* **PROBLEM DESCRIPTION**: Return the entries verbatim and drop every picture.

* **WORKING DATA**:
* * * * * * * * *

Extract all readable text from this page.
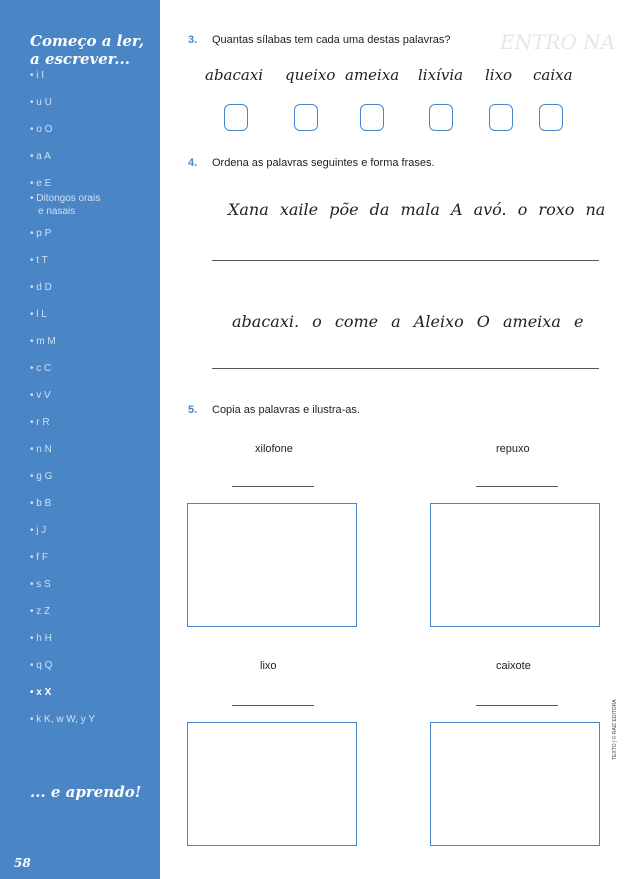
ENTRO NA
Começo a ler,
a escrever...
• i I
• u U
• o O
• a A
• e E
• Ditongos orais
e nasais
• p P
• t T
• d D
• l L
• m M
• c C
• v V
• r R
• n N
• g G
• b B
• j J
• f F
• s S
• z Z
• h H
• q Q
• x X
• k K, w W, y Y
... e aprendo!
58
3. Quantas sílabas tem cada uma destas palavras?
abacaxi queixo ameixa lixívia lixo caixa
4. Ordena as palavras seguintes e forma frases.
Xana xaile põe da mala A avó. o roxo na
abacaxi. o come a Aleixo O ameixa e
5. Copia as palavras e ilustra-as.
xilofone	repuxo
lixo	caixote
TEXTO | © RAIZ EDITORA
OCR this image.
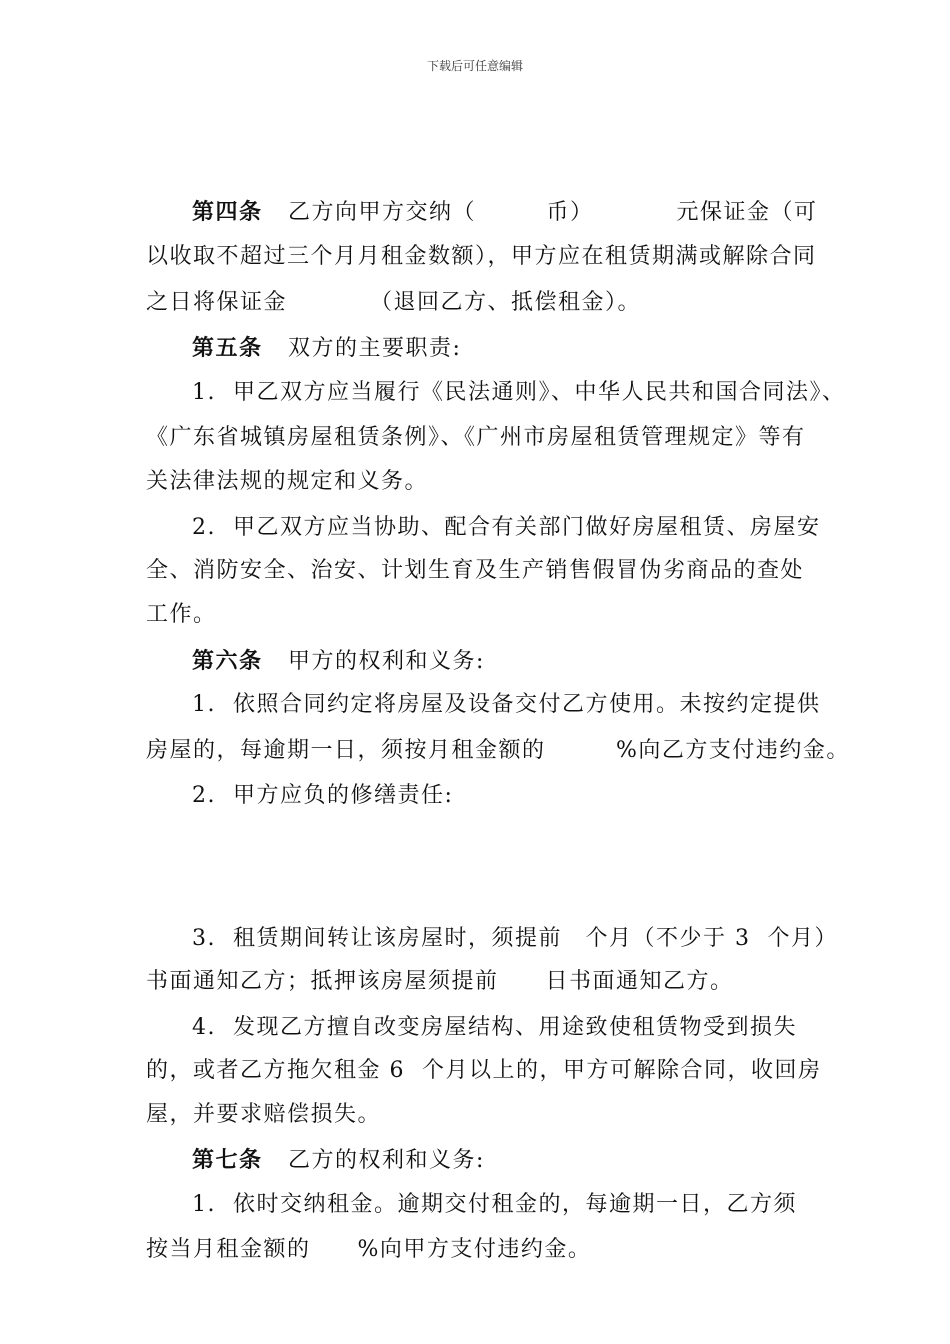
下载后可任意编辑
第四条 乙方向甲方交纳（　　　币）　　　　元保证金（可
以收取不超过三个月月租金数额），甲方应在租赁期满或解除合同
之日将保证金　　　　（退回乙方、抵偿租金）。
第五条 双方的主要职责:
1.  甲乙双方应当履行《民法通则》、中华人民共和国合同法》、
《广东省城镇房屋租赁条例》、《广州市房屋租赁管理规定》等有
关法律法规的规定和义务。
2.  甲乙双方应当协助、配合有关部门做好房屋租赁、房屋安
全、消防安全、治安、计划生育及生产销售假冒伪劣商品的查处
工作。
第六条 甲方的权利和义务:
1.  依照合同约定将房屋及设备交付乙方使用。未按约定提供
房屋的，每逾期一日，须按月租金额的　　　%向乙方支付违约金。
2.  甲方应负的修缮责任:
3.  租赁期间转让该房屋时，须提前　个月（不少于 3  个月）
书面通知乙方；抵押该房屋须提前　　日书面通知乙方。
4.  发现乙方擅自改变房屋结构、用途致使租赁物受到损失
的，或者乙方拖欠租金 6  个月以上的，甲方可解除合同，收回房
屋，并要求赔偿损失。
第七条 乙方的权利和义务:
1.  依时交纳租金。逾期交付租金的，每逾期一日，乙方须
按当月租金额的　　%向甲方支付违约金。
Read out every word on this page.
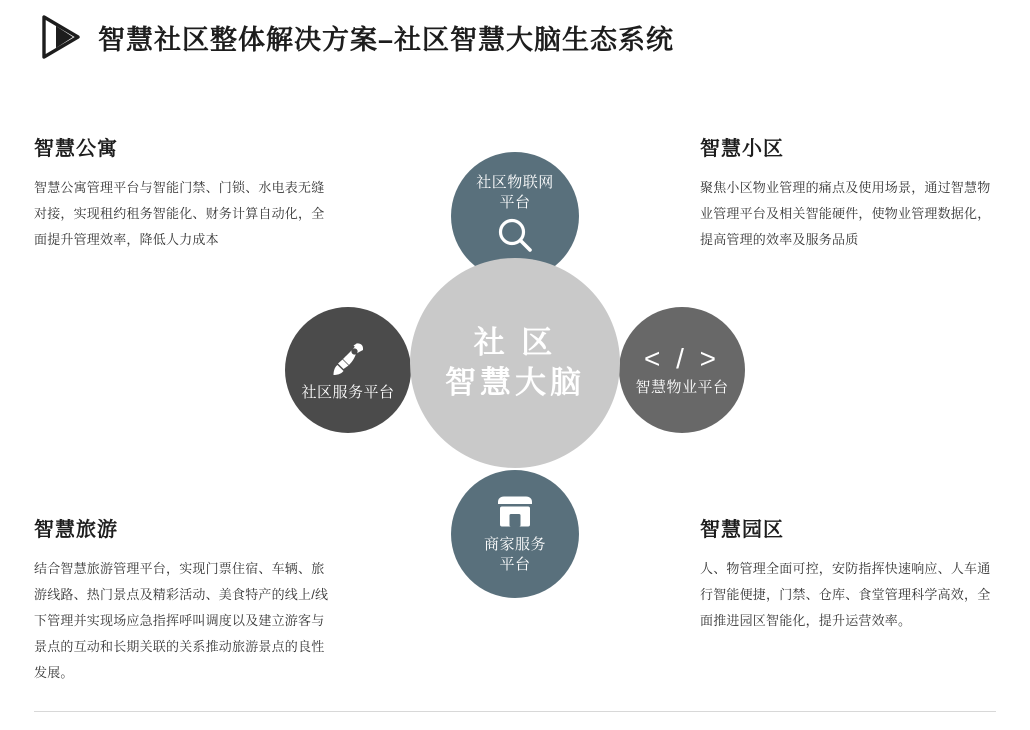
智慧社区整体解决方案–社区智慧大脑生态系统
社 区
智慧大脑
社区物联网
平台
社区服务平台
< / >
智慧物业平台
商家服务
平台
智慧公寓
智慧公寓管理平台与智能门禁、门锁、水电表无缝对接，实现租约租务智能化、财务计算自动化，全面提升管理效率，降低人力成本
智慧小区
聚焦小区物业管理的痛点及使用场景，通过智慧物业管理平台及相关智能硬件，使物业管理数据化，提高管理的效率及服务品质
智慧旅游
结合智慧旅游管理平台，实现门票住宿、车辆、旅游线路、热门景点及精彩活动、美食特产的线上/线下管理并实现场应急指挥呼叫调度以及建立游客与景点的互动和长期关联的关系推动旅游景点的良性发展。
智慧园区
人、物管理全面可控，安防指挥快速响应、人车通行智能便捷，门禁、仓库、食堂管理科学高效，全面推进园区智能化，提升运营效率。
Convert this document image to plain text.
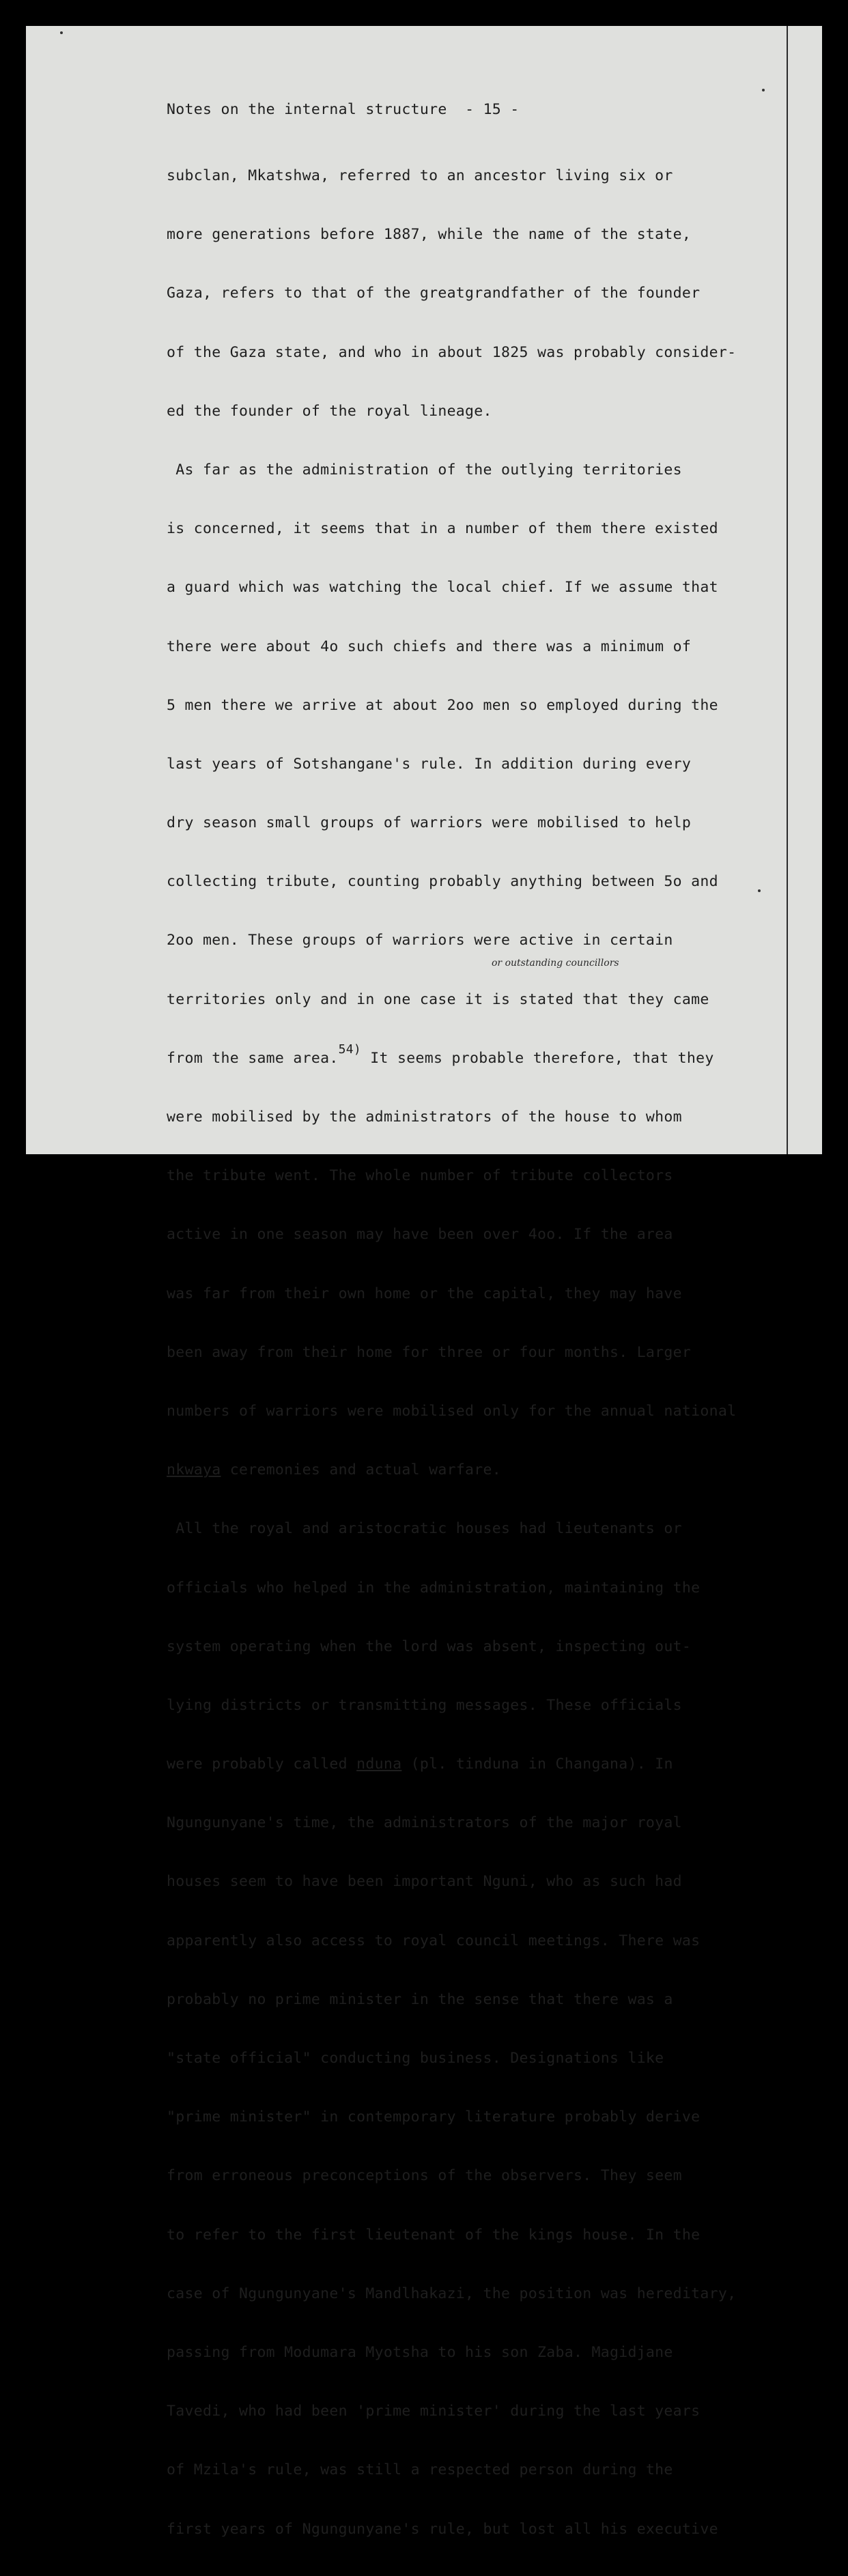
Notes on the internal structure - 15 -

subclan, Mkatshwa, referred to an ancestor living six or

more generations before 1887, while the name of the state,

Gaza, refers to that of the greatgrandfather of the founder

of the Gaza state, and who in about 1825 was probably consider-

ed the founder of the royal lineage.

As far as the administration of the outlying territories

is concerned, it seems that in a number of them there existed

a guard which was watching the local chief. If we assume that

there were about 4o such chiefs and there was a minimum of

5 men there we arrive at about 2oo men so employed during the

last years of Sotshangane's rule. In addition during every

dry season small groups of warriors were mobilised to help

collecting tribute, counting probably anything between 5o and

2oo men. These groups of warriors were active in certain

territories only and in one case it is stated that they came

from the same area.$^{54)}$ It seems probable therefore, that they

were mobilised by the administrators of the house to whom

the tribute went. The whole number of tribute collectors

active in one season may have been over 4oo. If the area

was far from their own home or the capital, they may have

been away from their home for three or four months. Larger

numbers of warriors were mobilised only for the annual national

nkwaya ceremonies and actual warfare.

All the royal and aristocratic houses had lieutenants or

officials who helped in the administration, maintaining the

system operating when the lord was absent, inspecting out-

lying districts or transmitting messages. These officials

were probably called nduna (pl. tinduna in Changana). In

Ngungunyane's time, the administrators of the major royal

houses seem to have been important Nguni, who as such had

apparently also access to royal council meetings. There was

probably no prime minister in the sense that there was a

"state official" conducting business. Designations like

"prime minister" in contemporary literature probably derive

from erroneous preconceptions of the observers. They seem

to refer to the first lieutenant of the kings house. In the

case of Ngungunyane's Mandlhakazi, the position was hereditary,

passing from Modumara Myotsha to his son Zaba. Magidjane

Tavedi, who had been 'prime minister' during the last years

of Mzila's rule, was still a respected person during the

first years of Ngungunyane's rule, but lost all his executive

or outstanding councillors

* * * * * * * * *

* **OUTPUT OF THE TASK**:
Extract all readable text from this page.
ENTRO NA
Começo a ler,
a escrever...
• i I
• u U
• o O
• a A
• e E
• Ditongos orais
e nasais
• p P
• t T
• d D
• l L
• m M
• c C
• v V
• r R
• n N
• g G
• b B
• j J
• f F
• s S
• z Z
• h H
• q Q
• x X
• k K, w W, y Y
... e aprendo!
58
3. Quantas sílabas tem cada uma destas palavras?
abacaxi queixo ameixa lixívia lixo caixa
4. Ordena as palavras seguintes e forma frases.
Xana xaile põe da mala A avó. o roxo na
abacaxi. o come a Aleixo O ameixa e
5. Copia as palavras e ilustra-as.
xilofone	repuxo
lixo	caixote
TEXTO | © RAIZ EDITORA
OCR this image.
下载后可任意编辑
第四条 乙方向甲方交纳（　　　币）　　　　元保证金（可
以收取不超过三个月月租金数额），甲方应在租赁期满或解除合同
之日将保证金　　　　（退回乙方、抵偿租金）。
第五条 双方的主要职责:
1.  甲乙双方应当履行《民法通则》、中华人民共和国合同法》、
《广东省城镇房屋租赁条例》、《广州市房屋租赁管理规定》等有
关法律法规的规定和义务。
2.  甲乙双方应当协助、配合有关部门做好房屋租赁、房屋安
全、消防安全、治安、计划生育及生产销售假冒伪劣商品的查处
工作。
第六条 甲方的权利和义务:
1.  依照合同约定将房屋及设备交付乙方使用。未按约定提供
房屋的，每逾期一日，须按月租金额的　　　%向乙方支付违约金。
2.  甲方应负的修缮责任:
3.  租赁期间转让该房屋时，须提前　个月（不少于 3  个月）
书面通知乙方；抵押该房屋须提前　　日书面通知乙方。
4.  发现乙方擅自改变房屋结构、用途致使租赁物受到损失
的，或者乙方拖欠租金 6  个月以上的，甲方可解除合同，收回房
屋，并要求赔偿损失。
第七条 乙方的权利和义务:
1.  依时交纳租金。逾期交付租金的，每逾期一日，乙方须
按当月租金额的　　%向甲方支付违约金。
Read out every word on this page.
智慧社区整体解决方案–社区智慧大脑生态系统
社 区
智慧大脑
社区物联网
平台
社区服务平台
< / >
智慧物业平台
商家服务
平台
智慧公寓
智慧公寓管理平台与智能门禁、门锁、水电表无缝对接，实现租约租务智能化、财务计算自动化，全面提升管理效率，降低人力成本
智慧小区
聚焦小区物业管理的痛点及使用场景，通过智慧物业管理平台及相关智能硬件，使物业管理数据化，提高管理的效率及服务品质
智慧旅游
结合智慧旅游管理平台，实现门票住宿、车辆、旅游线路、热门景点及精彩活动、美食特产的线上/线下管理并实现场应急指挥呼叫调度以及建立游客与景点的互动和长期关联的关系推动旅游景点的良性发展。
智慧园区
人、物管理全面可控，安防指挥快速响应、人车通行智能便捷，门禁、仓库、食堂管理科学高效，全面推进园区智能化，提升运营效率。
Convert this document image to plain text.
Notes on the internal structure - 15 -

subclan, Mkatshwa, referred to an ancestor living six or

more generations before 1887, while the name of the state,

Gaza, refers to that of the greatgrandfather of the founder

of the Gaza state, and who in about 1825 was probably consider-

ed the founder of the royal lineage.

As far as the administration of the outlying territories

is concerned, it seems that in a number of them there existed

a guard which was watching the local chief. If we assume that

there were about 4o such chiefs and there was a minimum of

5 men there we arrive at about 2oo men so employed during the

last years of Sotshangane's rule. In addition during every

dry season small groups of warriors were mobilised to help

collecting tribute, counting probably anything between 5o and

2oo men. These groups of warriors were active in certain

territories only and in one case it is stated that they came

from the same area.$^{54)}$ It seems probable therefore, that they

were mobilised by the administrators of the house to whom

the tribute went. The whole number of tribute collectors

active in one season may have been over 4oo. If the area

was far from their own home or the capital, they may have

been away from their home for three or four months. Larger

numbers of warriors were mobilised only for the annual national

nkwaya ceremonies and actual warfare.

All the royal and aristocratic houses had lieutenants or

officials who helped in the administration, maintaining the

system operating when the lord was absent, inspecting out-

lying districts or transmitting messages. These officials

were probably called nduna (pl. tinduna in Changana). In

Ngungunyane's time, the administrators of the major royal

houses seem to have been important Nguni, who as such had

apparently also access to royal council meetings. There was

probably no prime minister in the sense that there was a

"state official" conducting business. Designations like

"prime minister" in contemporary literature probably derive

from erroneous preconceptions of the observers. They seem

to refer to the first lieutenant of the kings house. In the

case of Ngungunyane's Mandlhakazi, the position was hereditary,

passing from Modumara Myotsha to his son Zaba. Magidjane

Tavedi, who had been 'prime minister' during the last years

of Mzila's rule, was still a respected person during the

first years of Ngungunyane's rule, but lost all his executive

or outstanding councillors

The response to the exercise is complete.